**The problem:** Convert the rows from the first one through the one containing "marker (182, 317, 196, 332)", both included, into a Markdown table with the columns Index and Entry. Number each row, and leave out any blank lines.

★ ★ ★ ★

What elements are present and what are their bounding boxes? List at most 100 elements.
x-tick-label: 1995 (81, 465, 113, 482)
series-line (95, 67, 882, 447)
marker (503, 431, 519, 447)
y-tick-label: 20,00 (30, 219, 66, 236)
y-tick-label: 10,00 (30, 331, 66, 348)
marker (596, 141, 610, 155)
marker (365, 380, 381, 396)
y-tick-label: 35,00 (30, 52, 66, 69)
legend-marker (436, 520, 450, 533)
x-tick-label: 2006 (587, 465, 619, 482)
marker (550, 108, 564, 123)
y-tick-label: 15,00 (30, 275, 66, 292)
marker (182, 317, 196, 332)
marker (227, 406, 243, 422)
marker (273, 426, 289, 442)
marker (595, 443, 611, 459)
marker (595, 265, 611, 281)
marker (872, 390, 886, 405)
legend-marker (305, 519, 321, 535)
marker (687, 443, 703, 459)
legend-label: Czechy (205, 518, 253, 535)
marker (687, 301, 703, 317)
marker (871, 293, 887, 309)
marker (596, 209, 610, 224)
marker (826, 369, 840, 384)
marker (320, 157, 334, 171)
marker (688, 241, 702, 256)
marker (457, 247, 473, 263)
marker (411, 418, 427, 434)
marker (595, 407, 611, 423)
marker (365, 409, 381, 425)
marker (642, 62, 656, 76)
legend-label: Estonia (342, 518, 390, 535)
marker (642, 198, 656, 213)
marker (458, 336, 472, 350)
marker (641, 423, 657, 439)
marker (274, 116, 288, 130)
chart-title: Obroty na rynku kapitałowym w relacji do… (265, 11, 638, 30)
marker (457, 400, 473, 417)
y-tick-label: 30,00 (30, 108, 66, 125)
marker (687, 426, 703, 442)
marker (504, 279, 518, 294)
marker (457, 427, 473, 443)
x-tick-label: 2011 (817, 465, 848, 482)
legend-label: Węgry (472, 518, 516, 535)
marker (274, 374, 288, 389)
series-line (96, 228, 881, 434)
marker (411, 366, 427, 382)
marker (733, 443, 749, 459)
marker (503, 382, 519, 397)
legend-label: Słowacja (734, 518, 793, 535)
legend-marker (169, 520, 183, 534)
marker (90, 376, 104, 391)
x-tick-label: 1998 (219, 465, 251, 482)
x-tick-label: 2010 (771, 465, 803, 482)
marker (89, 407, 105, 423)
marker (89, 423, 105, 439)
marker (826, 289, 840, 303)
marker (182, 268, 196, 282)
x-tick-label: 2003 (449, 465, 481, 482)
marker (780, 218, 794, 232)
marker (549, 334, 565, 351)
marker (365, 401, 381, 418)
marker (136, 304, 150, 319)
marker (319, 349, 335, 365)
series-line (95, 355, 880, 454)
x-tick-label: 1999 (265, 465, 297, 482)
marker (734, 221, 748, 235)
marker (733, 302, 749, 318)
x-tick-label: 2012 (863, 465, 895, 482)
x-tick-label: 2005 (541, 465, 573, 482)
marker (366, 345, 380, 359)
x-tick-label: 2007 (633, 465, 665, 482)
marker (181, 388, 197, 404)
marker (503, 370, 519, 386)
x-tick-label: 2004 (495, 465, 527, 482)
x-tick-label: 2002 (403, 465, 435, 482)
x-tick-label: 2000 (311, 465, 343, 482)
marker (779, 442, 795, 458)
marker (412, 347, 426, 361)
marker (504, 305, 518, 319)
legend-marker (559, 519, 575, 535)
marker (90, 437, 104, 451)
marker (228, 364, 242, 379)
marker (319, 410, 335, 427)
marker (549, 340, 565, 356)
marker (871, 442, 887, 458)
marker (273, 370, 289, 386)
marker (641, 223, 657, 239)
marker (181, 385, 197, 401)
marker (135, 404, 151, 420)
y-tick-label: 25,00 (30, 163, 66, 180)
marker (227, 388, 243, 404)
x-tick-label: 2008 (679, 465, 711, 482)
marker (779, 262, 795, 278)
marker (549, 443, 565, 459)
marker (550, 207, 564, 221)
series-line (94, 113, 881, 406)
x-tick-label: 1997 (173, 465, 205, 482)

★ ★ ★ ★

**Solution for this exercise:**
| Index | Entry |
|---|---|
| 1 | What elements are present and what are their bounding boxes? List at most 100 elements. |
| 2 | x-tick-label: 1995 (81, 465, 113, 482) |
| 3 | series-line (95, 67, 882, 447) |
| 4 | marker (503, 431, 519, 447) |
| 5 | y-tick-label: 20,00 (30, 219, 66, 236) |
| 6 | y-tick-label: 10,00 (30, 331, 66, 348) |
| 7 | marker (596, 141, 610, 155) |
| 8 | marker (365, 380, 381, 396) |
| 9 | y-tick-label: 35,00 (30, 52, 66, 69) |
| 10 | legend-marker (436, 520, 450, 533) |
| 11 | x-tick-label: 2006 (587, 465, 619, 482) |
| 12 | marker (550, 108, 564, 123) |
| 13 | y-tick-label: 15,00 (30, 275, 66, 292) |
| 14 | marker (182, 317, 196, 332) |